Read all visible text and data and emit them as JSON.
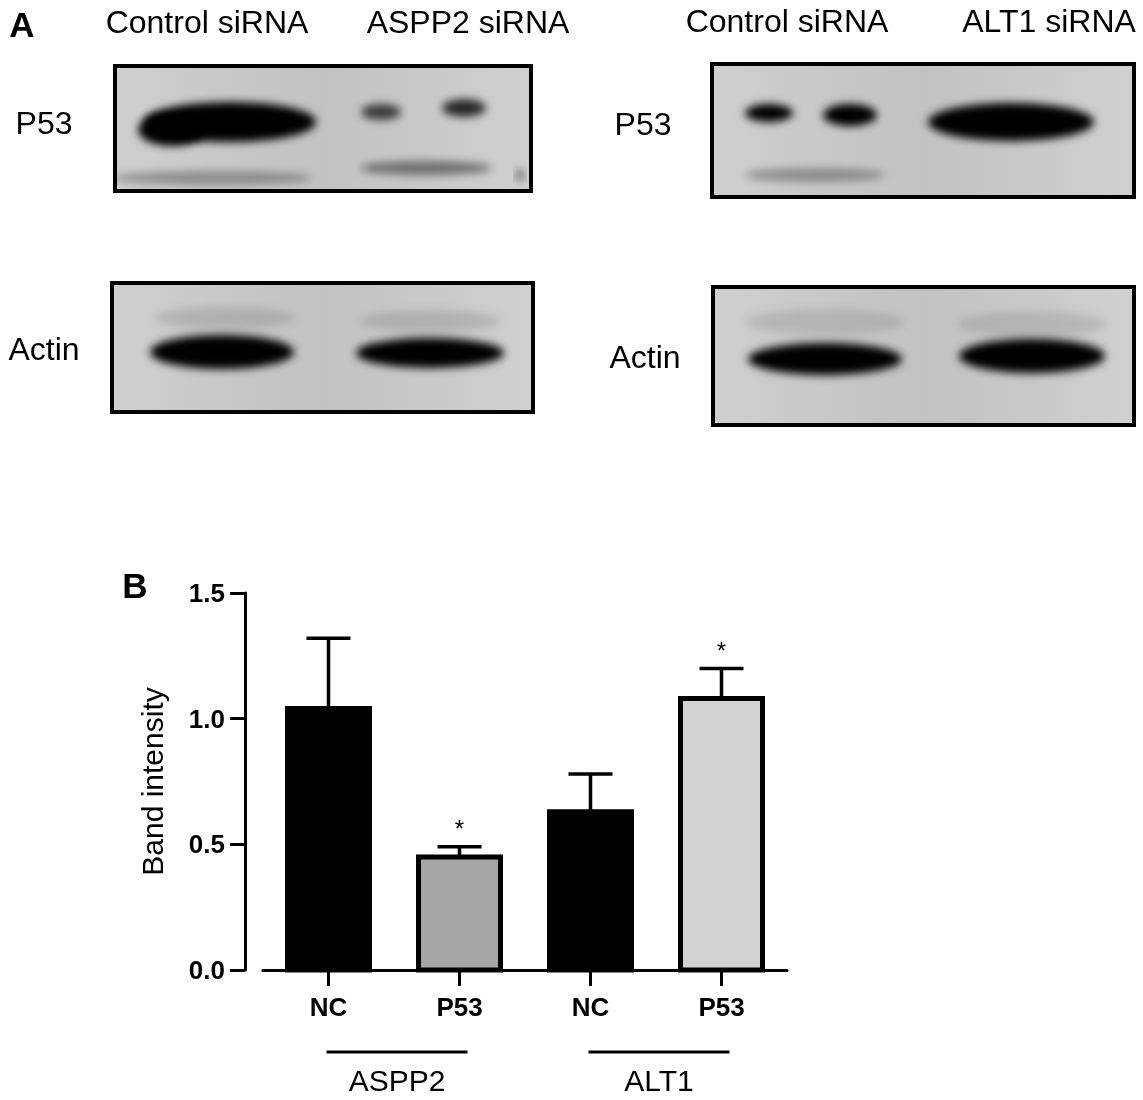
{
  "chart_data": [
    {
      "type": "other",
      "annotations": [
        "A",
        "Control siRNA",
        "ASPP2 siRNA",
        "Control siRNA",
        "ALT1 siRNA",
        "P53",
        "Actin",
        "P53",
        "Actin"
      ]
    },
    {
      "type": "bar",
      "ylabel": "Band intensity",
      "categories": [
        "NC",
        "P53",
        "NC",
        "P53"
      ],
      "values": [
        1.04,
        0.45,
        0.63,
        1.08
      ],
      "colors": [
        "#000000",
        "#a5a5a5",
        "#000000",
        "#d3d3d3"
      ],
      "errors": [
        [
          1.04,
          1.32
        ],
        [
          0.45,
          0.49
        ],
        [
          0.63,
          0.78
        ],
        [
          1.08,
          1.2
        ]
      ],
      "ylim": [
        0,
        1.5
      ],
      "yticks": [
        {
          "value": 0,
          "label": "0.0"
        },
        0.5,
        {
          "value": 1,
          "label": "1.0"
        },
        1.5
      ],
      "annotations": [
        "B",
        "*",
        "*",
        "ASPP2",
        "ALT1"
      ]
    }
  ]
}
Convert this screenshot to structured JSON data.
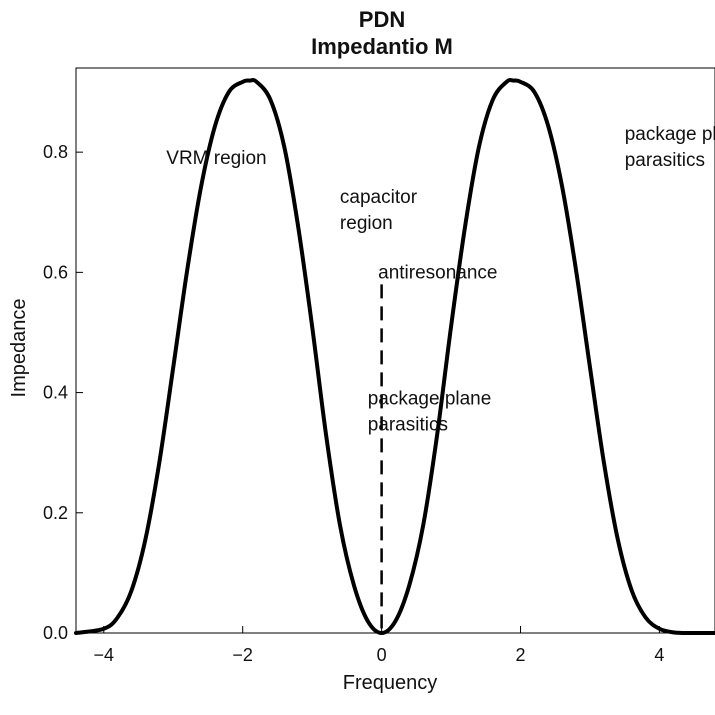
{
  "chart_data": {
    "type": "line",
    "title": "PDN",
    "subtitle": "Impedantio M",
    "xlabel": "Frequency",
    "ylabel": "Impedance",
    "xlim": [
      -4.4,
      4.8
    ],
    "ylim": [
      0,
      0.94
    ],
    "xticks": [
      -4,
      -2,
      0,
      2,
      4
    ],
    "xtick_labels": [
      "−4",
      "−2",
      "0",
      "2",
      "4"
    ],
    "yticks": [
      0,
      0.2,
      0.4,
      0.6,
      0.8
    ],
    "ytick_labels": [
      "0.0",
      "0.2",
      "0.4",
      "0.6",
      "0.8"
    ],
    "grid": false,
    "series": [
      {
        "color": "#000000",
        "x": [
          -4.4,
          -4.0,
          -3.8,
          -3.6,
          -3.4,
          -3.2,
          -3.0,
          -2.8,
          -2.6,
          -2.4,
          -2.2,
          -2.0,
          -1.9,
          -1.8,
          -1.6,
          -1.4,
          -1.2,
          -1.0,
          -0.8,
          -0.6,
          -0.4,
          -0.2,
          0.0,
          0.2,
          0.4,
          0.6,
          0.8,
          1.0,
          1.2,
          1.4,
          1.6,
          1.8,
          1.9,
          2.0,
          2.2,
          2.4,
          2.6,
          2.8,
          3.0,
          3.2,
          3.4,
          3.6,
          3.8,
          4.0,
          4.2,
          4.4,
          4.8
        ],
        "y": [
          0.0,
          0.007,
          0.026,
          0.071,
          0.156,
          0.284,
          0.442,
          0.603,
          0.742,
          0.843,
          0.9,
          0.917,
          0.919,
          0.917,
          0.887,
          0.808,
          0.675,
          0.51,
          0.33,
          0.18,
          0.08,
          0.02,
          0.0,
          0.02,
          0.08,
          0.18,
          0.33,
          0.51,
          0.675,
          0.808,
          0.887,
          0.917,
          0.919,
          0.917,
          0.9,
          0.843,
          0.742,
          0.603,
          0.442,
          0.284,
          0.156,
          0.071,
          0.026,
          0.007,
          0.001,
          0.0,
          0.0
        ]
      }
    ],
    "vline": {
      "x": 0,
      "y_top": 0.58,
      "style": "dashed"
    },
    "annotations": [
      {
        "text": [
          "VRM region"
        ],
        "x": -3.1,
        "y": 0.78
      },
      {
        "text": [
          "capacitor",
          "region"
        ],
        "x": -0.6,
        "y": 0.715
      },
      {
        "text": [
          "antiresonance"
        ],
        "x": -0.05,
        "y": 0.59
      },
      {
        "text": [
          "package plane",
          "parasitics"
        ],
        "x": -0.2,
        "y": 0.38
      },
      {
        "text": [
          "package plane",
          "parasitics"
        ],
        "x": 3.5,
        "y": 0.82
      }
    ]
  }
}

********************

Copy every line of the data word for word, omitting the images.

• _Correct response_:
Read all visible text and data and emit them as JSON.
{
  "chart_data": [
    {
      "type": "other",
      "annotations": [
        "A",
        "Control siRNA",
        "ASPP2 siRNA",
        "Control siRNA",
        "ALT1 siRNA",
        "P53",
        "Actin",
        "P53",
        "Actin"
      ]
    },
    {
      "type": "bar",
      "ylabel": "Band intensity",
      "categories": [
        "NC",
        "P53",
        "NC",
        "P53"
      ],
      "values": [
        1.04,
        0.45,
        0.63,
        1.08
      ],
      "colors": [
        "#000000",
        "#a5a5a5",
        "#000000",
        "#d3d3d3"
      ],
      "errors": [
        [
          1.04,
          1.32
        ],
        [
          0.45,
          0.49
        ],
        [
          0.63,
          0.78
        ],
        [
          1.08,
          1.2
        ]
      ],
      "ylim": [
        0,
        1.5
      ],
      "yticks": [
        {
          "value": 0,
          "label": "0.0"
        },
        0.5,
        {
          "value": 1,
          "label": "1.0"
        },
        1.5
      ],
      "annotations": [
        "B",
        "*",
        "*",
        "ASPP2",
        "ALT1"
      ]
    }
  ]
}
Convert this screenshot to structured JSON data.
{
  "chart_data": {
    "type": "line",
    "title": "PDN",
    "subtitle": "Impedantio M",
    "xlabel": "Frequency",
    "ylabel": "Impedance",
    "xlim": [
      -4.4,
      4.8
    ],
    "ylim": [
      0,
      0.94
    ],
    "xticks": [
      -4,
      -2,
      0,
      2,
      4
    ],
    "xtick_labels": [
      "−4",
      "−2",
      "0",
      "2",
      "4"
    ],
    "yticks": [
      0,
      0.2,
      0.4,
      0.6,
      0.8
    ],
    "ytick_labels": [
      "0.0",
      "0.2",
      "0.4",
      "0.6",
      "0.8"
    ],
    "grid": false,
    "series": [
      {
        "color": "#000000",
        "x": [
          -4.4,
          -4.0,
          -3.8,
          -3.6,
          -3.4,
          -3.2,
          -3.0,
          -2.8,
          -2.6,
          -2.4,
          -2.2,
          -2.0,
          -1.9,
          -1.8,
          -1.6,
          -1.4,
          -1.2,
          -1.0,
          -0.8,
          -0.6,
          -0.4,
          -0.2,
          0.0,
          0.2,
          0.4,
          0.6,
          0.8,
          1.0,
          1.2,
          1.4,
          1.6,
          1.8,
          1.9,
          2.0,
          2.2,
          2.4,
          2.6,
          2.8,
          3.0,
          3.2,
          3.4,
          3.6,
          3.8,
          4.0,
          4.2,
          4.4,
          4.8
        ],
        "y": [
          0.0,
          0.007,
          0.026,
          0.071,
          0.156,
          0.284,
          0.442,
          0.603,
          0.742,
          0.843,
          0.9,
          0.917,
          0.919,
          0.917,
          0.887,
          0.808,
          0.675,
          0.51,
          0.33,
          0.18,
          0.08,
          0.02,
          0.0,
          0.02,
          0.08,
          0.18,
          0.33,
          0.51,
          0.675,
          0.808,
          0.887,
          0.917,
          0.919,
          0.917,
          0.9,
          0.843,
          0.742,
          0.603,
          0.442,
          0.284,
          0.156,
          0.071,
          0.026,
          0.007,
          0.001,
          0.0,
          0.0
        ]
      }
    ],
    "vline": {
      "x": 0,
      "y_top": 0.58,
      "style": "dashed"
    },
    "annotations": [
      {
        "text": [
          "VRM region"
        ],
        "x": -3.1,
        "y": 0.78
      },
      {
        "text": [
          "capacitor",
          "region"
        ],
        "x": -0.6,
        "y": 0.715
      },
      {
        "text": [
          "antiresonance"
        ],
        "x": -0.05,
        "y": 0.59
      },
      {
        "text": [
          "package plane",
          "parasitics"
        ],
        "x": -0.2,
        "y": 0.38
      },
      {
        "text": [
          "package plane",
          "parasitics"
        ],
        "x": 3.5,
        "y": 0.82
      }
    ]
  }
}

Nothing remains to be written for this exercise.